_Excerpted passage_
* * *
I need to code such that if a certain list index exists, then run a function.

This is the perfect use for a try block:

ar=[1,2,3]

try:
    t=ar[5]
except IndexError:
    print('sorry, no 5')   

# Note: this only is a valid test in this context 
# with absolute (ie, positive) index
# a relative index is only showing you that a value can be returned
# from that relative index from the end of the list...

However, by definition, all items in a Python list between 0 and len(the_list)-1 exist (i.e., there is no need for a try block if you know 0 <= index < len(the_list)).

You can use enumerate if you want the indexes between 0 and the last element:

names=['barney','fred','dino']

for i, name in enumerate(names):
    print(i + ' ' + name)
    if i in (3,4):
        # do your thing with the index 'i' or value 'name' for each item...

If you are looking for some defined 'index' though, I think you are asking the wrong question. Perhaps you should consider using a mapping container (such as a dict) versus a sequence container (such as a list). You could rewrite your code like this:

def do_something(name):
    print('some thing 1 done with ' + name)
* * *
_Set tasks_
**a.** In the Python list-index thread, what kind of container does the answer suggest using instead of a list when looking for a defined index?
**b.** Pick up the Python list-index thread right after its final line of code and carry it on.
The lines that come next have no connection to the Python list-index thread.

(Excerpt from the dataset)
* * *
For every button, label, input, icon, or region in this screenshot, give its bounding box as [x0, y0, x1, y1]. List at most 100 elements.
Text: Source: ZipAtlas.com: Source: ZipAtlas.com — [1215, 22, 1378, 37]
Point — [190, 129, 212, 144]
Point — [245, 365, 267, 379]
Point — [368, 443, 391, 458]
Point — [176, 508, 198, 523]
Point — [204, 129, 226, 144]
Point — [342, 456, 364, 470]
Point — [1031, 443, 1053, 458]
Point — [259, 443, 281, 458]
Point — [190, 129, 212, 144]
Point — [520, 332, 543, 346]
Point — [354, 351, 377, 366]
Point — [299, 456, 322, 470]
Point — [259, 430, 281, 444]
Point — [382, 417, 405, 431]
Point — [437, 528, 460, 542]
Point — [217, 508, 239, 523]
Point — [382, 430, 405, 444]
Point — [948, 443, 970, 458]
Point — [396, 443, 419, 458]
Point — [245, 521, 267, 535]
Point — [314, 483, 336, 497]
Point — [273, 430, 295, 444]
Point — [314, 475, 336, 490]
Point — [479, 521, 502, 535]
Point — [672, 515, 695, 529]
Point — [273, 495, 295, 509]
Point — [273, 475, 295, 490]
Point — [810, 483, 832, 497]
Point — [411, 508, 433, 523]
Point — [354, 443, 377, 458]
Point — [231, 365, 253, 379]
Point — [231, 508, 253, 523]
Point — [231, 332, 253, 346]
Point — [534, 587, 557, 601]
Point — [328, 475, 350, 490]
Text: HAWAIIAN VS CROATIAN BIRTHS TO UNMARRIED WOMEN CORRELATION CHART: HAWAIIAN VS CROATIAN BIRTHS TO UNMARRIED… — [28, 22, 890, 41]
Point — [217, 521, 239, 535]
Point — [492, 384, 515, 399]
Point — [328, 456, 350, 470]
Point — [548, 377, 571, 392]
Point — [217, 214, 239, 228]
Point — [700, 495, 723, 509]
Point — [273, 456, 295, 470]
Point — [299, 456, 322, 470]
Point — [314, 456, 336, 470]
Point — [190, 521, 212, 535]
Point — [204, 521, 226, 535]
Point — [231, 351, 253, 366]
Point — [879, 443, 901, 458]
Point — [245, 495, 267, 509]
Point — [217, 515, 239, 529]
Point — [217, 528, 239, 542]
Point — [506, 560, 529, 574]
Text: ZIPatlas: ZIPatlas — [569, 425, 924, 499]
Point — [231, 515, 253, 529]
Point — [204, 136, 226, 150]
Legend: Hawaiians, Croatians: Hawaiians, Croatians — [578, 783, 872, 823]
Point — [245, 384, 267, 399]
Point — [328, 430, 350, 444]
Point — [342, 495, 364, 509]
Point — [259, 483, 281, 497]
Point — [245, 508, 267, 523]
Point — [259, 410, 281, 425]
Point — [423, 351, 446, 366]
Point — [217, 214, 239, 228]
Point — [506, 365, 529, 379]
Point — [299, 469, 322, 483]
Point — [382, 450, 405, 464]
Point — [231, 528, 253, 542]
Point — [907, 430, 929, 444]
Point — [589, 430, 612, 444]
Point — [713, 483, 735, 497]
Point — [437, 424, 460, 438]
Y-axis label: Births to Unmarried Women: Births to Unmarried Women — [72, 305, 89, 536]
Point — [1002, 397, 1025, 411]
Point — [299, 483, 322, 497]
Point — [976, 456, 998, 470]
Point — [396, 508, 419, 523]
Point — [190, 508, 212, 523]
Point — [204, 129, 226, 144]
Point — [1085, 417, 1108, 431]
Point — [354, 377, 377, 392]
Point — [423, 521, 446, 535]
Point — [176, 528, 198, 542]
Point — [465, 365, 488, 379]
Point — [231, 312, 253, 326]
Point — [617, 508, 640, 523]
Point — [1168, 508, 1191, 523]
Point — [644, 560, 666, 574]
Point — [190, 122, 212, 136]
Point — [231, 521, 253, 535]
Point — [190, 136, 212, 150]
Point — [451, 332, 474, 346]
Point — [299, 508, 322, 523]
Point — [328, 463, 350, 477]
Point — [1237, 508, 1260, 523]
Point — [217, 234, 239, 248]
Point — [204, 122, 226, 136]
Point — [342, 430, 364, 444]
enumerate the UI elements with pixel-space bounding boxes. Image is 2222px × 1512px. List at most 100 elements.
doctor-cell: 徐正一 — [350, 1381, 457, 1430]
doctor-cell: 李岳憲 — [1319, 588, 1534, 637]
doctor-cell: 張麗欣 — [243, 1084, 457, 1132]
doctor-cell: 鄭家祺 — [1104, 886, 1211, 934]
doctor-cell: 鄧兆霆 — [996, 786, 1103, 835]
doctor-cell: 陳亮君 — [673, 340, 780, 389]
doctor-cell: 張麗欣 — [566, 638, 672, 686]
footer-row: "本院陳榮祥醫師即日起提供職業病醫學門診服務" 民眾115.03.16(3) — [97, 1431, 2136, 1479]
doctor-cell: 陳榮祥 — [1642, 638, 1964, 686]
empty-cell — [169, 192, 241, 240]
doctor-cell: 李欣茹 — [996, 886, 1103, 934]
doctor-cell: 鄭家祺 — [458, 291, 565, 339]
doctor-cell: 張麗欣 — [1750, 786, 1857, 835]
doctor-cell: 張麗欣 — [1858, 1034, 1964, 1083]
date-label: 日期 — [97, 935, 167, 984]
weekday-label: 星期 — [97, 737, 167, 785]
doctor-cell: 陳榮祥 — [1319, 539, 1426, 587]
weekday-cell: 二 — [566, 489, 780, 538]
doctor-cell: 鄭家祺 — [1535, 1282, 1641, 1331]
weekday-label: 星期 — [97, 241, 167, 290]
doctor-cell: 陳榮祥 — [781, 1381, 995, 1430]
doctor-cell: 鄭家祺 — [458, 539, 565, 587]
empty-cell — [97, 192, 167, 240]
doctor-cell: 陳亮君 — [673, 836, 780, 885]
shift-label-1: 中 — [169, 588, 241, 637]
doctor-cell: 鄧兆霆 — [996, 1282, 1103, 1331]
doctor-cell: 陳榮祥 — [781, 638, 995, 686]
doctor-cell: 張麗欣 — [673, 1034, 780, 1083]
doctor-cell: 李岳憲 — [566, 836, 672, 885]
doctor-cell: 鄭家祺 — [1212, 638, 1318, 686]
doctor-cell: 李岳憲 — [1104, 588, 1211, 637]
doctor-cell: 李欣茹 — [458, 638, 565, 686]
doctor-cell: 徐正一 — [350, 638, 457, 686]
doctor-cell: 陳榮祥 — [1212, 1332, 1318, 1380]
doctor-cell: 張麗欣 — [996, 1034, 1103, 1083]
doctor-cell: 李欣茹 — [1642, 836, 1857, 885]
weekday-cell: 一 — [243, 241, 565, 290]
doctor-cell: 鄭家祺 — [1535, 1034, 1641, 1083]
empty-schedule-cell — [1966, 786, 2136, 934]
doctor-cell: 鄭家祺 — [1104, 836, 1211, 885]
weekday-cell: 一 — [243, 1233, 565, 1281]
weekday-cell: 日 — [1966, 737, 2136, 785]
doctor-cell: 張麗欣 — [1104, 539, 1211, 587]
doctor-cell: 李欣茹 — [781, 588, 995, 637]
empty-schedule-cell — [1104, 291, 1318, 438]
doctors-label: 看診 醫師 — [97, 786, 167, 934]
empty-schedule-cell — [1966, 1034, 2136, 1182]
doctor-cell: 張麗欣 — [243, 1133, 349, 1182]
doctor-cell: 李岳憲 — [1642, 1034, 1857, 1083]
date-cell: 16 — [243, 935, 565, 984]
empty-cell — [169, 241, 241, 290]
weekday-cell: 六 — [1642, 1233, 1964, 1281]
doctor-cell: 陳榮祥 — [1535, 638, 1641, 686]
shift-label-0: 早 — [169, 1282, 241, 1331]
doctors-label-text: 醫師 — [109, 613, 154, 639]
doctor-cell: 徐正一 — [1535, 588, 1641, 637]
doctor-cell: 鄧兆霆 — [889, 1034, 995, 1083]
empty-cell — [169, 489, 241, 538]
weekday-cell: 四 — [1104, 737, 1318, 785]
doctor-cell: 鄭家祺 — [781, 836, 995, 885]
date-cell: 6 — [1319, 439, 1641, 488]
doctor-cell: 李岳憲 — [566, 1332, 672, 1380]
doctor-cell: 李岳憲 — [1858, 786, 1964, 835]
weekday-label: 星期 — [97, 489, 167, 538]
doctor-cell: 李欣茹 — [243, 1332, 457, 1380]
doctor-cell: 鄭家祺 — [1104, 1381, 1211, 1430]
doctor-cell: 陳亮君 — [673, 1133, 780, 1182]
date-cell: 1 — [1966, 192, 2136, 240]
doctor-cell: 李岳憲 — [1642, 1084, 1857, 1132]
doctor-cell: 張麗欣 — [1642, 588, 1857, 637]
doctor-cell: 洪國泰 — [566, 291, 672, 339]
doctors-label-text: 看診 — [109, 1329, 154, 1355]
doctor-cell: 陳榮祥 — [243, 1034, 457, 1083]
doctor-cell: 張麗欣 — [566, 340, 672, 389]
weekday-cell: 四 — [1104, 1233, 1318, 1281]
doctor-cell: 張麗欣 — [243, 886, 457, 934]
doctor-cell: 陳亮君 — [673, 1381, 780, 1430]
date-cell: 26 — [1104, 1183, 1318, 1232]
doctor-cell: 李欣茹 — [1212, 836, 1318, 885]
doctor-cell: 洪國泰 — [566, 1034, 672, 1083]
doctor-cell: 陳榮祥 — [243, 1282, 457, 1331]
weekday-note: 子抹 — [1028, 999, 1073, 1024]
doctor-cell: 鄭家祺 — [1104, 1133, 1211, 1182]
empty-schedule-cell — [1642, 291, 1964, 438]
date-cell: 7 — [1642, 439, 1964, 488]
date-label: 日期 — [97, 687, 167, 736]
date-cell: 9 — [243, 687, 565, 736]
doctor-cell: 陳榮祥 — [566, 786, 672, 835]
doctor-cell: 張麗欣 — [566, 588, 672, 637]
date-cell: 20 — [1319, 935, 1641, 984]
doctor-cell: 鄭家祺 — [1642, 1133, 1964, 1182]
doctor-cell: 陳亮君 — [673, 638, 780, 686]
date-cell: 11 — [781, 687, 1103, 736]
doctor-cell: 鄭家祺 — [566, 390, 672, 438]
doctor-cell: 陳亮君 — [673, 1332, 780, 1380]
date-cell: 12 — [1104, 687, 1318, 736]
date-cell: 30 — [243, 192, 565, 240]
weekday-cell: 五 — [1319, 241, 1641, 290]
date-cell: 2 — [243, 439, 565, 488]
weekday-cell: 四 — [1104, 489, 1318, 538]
* * *
_Solved tasks_
**a.** A mapping container, such as a dict.

**b.**
        
def do_something_else(name):
    print('something 2 done with ' + name)        
    
def default(name):
    print('nothing done with ' + name)     
    
something_to_do={  
    3: do_something,        
    4: do_something_else
    }        
            
n = input ("Define number of actors: ")
count = 0
names = []

for count in range(n):
    print("Define name for actor {}:".format(count+1))
    name = raw_input ()
    names.append(name)
    
for name in names:
    try:
        something_to_do[len(name)](name)
    except KeyError:
        default(name)

Runs like this:

Define number of actors: 3
Define name for actor 1: bob
Define name for actor 2: tony
Define name for actor 3: alice
some thing 1 done with bob
something 2 done with tony
nothing done with alice

You can also use .get method rather than try/except for a shorter version:

>>> something_to_do.get(3, default)('bob')
some thing 1 done with bob
>>> something_to_do.get(22, default)('alice')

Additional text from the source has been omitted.